EXERCISE AIM: Each entry that follows must be output without any deviation.

···

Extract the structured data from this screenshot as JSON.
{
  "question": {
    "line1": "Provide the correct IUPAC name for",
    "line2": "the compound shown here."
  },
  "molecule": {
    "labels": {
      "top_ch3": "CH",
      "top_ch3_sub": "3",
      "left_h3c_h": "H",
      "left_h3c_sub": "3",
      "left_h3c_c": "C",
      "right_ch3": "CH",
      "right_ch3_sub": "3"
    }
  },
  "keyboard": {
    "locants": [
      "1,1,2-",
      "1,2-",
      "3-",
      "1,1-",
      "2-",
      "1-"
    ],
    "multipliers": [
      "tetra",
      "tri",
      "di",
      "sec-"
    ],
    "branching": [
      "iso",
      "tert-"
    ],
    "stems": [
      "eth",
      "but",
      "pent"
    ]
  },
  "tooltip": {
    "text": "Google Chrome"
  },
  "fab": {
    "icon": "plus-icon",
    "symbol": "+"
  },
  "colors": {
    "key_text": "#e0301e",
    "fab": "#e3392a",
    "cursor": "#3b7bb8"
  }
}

···

SOLUTION TO THIS EXERCISE:
Extract the structured data from this screenshot as JSON.
{
  "question": {
    "line1": "Provide the correct IUPAC name for",
    "line2": "the compound shown here."
  },
  "molecule": {
    "labels": {
      "top_ch3": "CH",
      "top_ch3_sub": "3",
      "left_h3c_h": "H",
      "left_h3c_sub": "3",
      "left_h3c_c": "C",
      "right_ch3": "CH",
      "right_ch3_sub": "3"
    }
  },
  "keyboard": {
    "locants": [
      "1,1,2-",
      "1,2-",
      "3-",
      "1,1-",
      "2-",
      "1-"
    ],
    "multipliers": [
      "tetra",
      "tri",
      "di",
      "sec-"
    ],
    "branching": [
      "iso",
      "tert-"
    ],
    "stems": [
      "eth",
      "but",
      "pent"
    ]
  },
  "tooltip": {
    "text": "Google Chrome"
  },
  "fab": {
    "icon": "plus-icon",
    "symbol": "+"
  },
  "colors": {
    "key_text": "#e0301e",
    "fab": "#e3392a",
    "cursor": "#3b7bb8"
  }
}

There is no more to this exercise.